» **Direction a**
Rewrite the portion of the passage on S/MIME support that opens with the words "Let me offer" and closes with "rest of the UI.", putting "users" wherever "customers" appears.

» **Reading passage**
-------

Let me offer these observations. First, I've talked to many security aware customers who did not know that Communicator supported S/MIME. These same customers knew that Outlook Express supported S/MIME. Communicator did a great job of hiding the S/MIME controls so no one could find them. Outlook Express has Sign and Encrypt icons in the mail compose toolbar. Given how important security is these days I think it's important to improve the feature's discoverability. I think we can do that in a way that works with the rest of the UI.

-------

» **Data to process**

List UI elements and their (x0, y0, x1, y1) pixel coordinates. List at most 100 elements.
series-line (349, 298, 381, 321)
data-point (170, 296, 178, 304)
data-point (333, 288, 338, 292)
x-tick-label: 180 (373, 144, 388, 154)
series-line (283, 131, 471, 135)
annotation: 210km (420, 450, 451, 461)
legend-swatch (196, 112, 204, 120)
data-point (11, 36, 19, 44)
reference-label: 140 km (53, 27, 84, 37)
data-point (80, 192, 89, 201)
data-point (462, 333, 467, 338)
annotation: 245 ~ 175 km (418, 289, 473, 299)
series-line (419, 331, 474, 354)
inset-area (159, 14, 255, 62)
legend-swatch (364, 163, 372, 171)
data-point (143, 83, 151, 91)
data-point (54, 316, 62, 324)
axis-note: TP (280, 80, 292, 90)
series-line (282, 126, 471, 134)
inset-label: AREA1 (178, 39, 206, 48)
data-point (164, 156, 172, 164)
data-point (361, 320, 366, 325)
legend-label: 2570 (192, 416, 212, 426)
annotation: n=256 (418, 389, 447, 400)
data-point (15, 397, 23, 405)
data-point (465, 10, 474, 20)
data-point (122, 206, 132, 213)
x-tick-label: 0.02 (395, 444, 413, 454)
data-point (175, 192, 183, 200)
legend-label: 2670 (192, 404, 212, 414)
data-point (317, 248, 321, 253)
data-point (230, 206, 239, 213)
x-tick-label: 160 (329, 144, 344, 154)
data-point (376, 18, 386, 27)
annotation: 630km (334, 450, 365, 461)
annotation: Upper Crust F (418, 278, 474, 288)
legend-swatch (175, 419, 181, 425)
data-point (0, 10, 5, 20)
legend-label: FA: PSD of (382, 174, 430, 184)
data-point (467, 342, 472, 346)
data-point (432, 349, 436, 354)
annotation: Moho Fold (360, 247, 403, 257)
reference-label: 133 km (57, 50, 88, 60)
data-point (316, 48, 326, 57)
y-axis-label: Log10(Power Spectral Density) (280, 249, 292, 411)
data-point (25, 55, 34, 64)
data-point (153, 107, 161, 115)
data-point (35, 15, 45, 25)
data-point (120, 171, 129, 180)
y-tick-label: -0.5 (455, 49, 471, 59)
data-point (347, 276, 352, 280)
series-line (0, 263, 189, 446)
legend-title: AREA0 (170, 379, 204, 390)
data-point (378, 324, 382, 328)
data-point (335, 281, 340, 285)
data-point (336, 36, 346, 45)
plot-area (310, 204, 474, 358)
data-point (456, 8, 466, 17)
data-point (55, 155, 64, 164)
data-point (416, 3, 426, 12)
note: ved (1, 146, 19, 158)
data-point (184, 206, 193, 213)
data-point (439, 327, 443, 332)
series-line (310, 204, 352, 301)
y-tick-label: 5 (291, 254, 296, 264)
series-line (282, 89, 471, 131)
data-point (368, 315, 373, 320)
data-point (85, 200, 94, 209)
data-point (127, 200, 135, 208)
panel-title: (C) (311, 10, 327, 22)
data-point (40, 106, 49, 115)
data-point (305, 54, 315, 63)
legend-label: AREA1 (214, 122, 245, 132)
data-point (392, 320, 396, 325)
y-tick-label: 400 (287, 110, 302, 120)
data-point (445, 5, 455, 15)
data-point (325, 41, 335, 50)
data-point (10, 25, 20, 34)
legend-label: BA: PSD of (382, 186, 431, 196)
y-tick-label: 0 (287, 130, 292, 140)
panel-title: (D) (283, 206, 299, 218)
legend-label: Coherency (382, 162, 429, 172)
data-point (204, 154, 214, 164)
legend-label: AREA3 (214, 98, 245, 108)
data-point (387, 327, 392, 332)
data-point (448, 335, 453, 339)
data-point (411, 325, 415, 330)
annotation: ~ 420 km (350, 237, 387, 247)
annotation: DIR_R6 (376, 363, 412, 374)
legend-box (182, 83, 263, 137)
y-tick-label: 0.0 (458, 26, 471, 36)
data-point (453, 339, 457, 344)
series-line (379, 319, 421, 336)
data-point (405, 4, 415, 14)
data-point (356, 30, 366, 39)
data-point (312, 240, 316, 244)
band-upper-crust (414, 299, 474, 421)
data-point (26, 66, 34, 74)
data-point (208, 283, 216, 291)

-------

» **Direction b**
Which lines of the records contain the string "series"? Pull out each such line and copy it.

» **Task response a**
Let me offer these observations. First, I've talked to many security aware users who did not know that Communicator supported S/MIME. These same users knew that Outlook Express supported S/MIME. Communicator did a great job of hiding the S/MIME controls so no one could find them. Outlook Express has Sign and Encrypt icons in the mail compose toolbar. Given how important security is these days I think it's important to improve the feature's discoverability. I think we can do that in a way that works with the rest of the UI.

» **Task response b**
series-line (349, 298, 381, 321)
series-line (283, 131, 471, 135)
series-line (419, 331, 474, 354)
series-line (282, 126, 471, 134)
series-line (0, 263, 189, 446)
series-line (310, 204, 352, 301)
series-line (282, 89, 471, 131)
series-line (379, 319, 421, 336)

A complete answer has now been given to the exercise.